Start Dataset entries

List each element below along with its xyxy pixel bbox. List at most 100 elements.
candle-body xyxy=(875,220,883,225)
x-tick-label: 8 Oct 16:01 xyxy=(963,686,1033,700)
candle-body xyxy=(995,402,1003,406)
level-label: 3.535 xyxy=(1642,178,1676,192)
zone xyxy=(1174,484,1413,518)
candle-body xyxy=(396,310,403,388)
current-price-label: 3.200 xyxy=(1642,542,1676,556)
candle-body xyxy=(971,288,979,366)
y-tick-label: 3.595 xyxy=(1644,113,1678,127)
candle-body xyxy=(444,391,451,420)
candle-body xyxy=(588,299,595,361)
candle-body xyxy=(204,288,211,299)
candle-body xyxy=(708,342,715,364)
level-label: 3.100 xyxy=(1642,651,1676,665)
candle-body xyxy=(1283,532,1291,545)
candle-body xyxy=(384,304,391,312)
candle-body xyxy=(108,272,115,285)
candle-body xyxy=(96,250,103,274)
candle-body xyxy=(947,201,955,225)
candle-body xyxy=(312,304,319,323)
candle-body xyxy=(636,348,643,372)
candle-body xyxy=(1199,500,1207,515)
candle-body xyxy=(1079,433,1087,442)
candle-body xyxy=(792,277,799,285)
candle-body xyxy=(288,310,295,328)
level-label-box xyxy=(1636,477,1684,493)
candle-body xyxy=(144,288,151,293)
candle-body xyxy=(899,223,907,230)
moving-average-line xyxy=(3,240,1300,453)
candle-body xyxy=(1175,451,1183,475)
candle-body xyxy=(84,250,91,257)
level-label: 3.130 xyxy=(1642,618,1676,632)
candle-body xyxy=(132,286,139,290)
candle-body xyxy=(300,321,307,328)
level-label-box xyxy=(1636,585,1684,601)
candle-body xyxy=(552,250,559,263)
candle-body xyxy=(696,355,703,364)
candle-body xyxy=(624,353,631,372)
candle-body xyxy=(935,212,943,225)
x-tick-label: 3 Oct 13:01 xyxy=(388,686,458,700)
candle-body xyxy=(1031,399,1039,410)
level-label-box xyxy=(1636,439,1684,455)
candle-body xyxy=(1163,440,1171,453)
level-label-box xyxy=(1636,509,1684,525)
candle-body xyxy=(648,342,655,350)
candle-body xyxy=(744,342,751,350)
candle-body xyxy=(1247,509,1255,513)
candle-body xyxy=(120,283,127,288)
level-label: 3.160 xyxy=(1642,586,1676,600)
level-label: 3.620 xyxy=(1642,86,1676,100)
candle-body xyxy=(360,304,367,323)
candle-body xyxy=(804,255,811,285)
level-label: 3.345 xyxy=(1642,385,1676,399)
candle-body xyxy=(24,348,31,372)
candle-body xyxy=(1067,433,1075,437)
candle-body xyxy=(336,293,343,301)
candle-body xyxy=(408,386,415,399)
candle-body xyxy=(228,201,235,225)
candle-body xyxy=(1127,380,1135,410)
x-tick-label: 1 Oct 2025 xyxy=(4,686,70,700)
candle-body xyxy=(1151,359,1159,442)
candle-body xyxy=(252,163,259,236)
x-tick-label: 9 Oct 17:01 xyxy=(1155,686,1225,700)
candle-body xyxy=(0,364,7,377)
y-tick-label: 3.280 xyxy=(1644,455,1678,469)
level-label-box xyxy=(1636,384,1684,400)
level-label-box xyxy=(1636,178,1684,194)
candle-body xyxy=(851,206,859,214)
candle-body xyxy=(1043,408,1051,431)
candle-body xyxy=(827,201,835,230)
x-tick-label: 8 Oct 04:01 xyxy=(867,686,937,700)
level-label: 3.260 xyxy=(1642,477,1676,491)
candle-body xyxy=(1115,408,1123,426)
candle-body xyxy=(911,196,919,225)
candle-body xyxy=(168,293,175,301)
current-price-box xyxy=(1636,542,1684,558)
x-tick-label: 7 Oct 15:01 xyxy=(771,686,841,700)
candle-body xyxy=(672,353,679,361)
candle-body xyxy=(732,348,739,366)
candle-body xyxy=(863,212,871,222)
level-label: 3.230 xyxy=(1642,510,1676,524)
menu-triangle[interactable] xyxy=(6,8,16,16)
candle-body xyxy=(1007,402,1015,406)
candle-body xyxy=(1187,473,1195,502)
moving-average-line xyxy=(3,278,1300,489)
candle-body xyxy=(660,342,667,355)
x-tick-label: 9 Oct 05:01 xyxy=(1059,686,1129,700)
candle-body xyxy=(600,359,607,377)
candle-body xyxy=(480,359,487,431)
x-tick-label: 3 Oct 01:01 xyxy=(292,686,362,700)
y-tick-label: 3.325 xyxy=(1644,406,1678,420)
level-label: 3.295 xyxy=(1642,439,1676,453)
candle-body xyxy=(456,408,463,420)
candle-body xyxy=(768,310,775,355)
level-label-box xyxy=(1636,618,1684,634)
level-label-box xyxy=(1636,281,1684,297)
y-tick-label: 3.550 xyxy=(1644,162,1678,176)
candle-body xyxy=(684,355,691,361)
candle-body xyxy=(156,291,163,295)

End Dataset entries

## Problem requirements:
Please state how many rows of the material above contain the string "line", replying with the number alone.

## The response:
2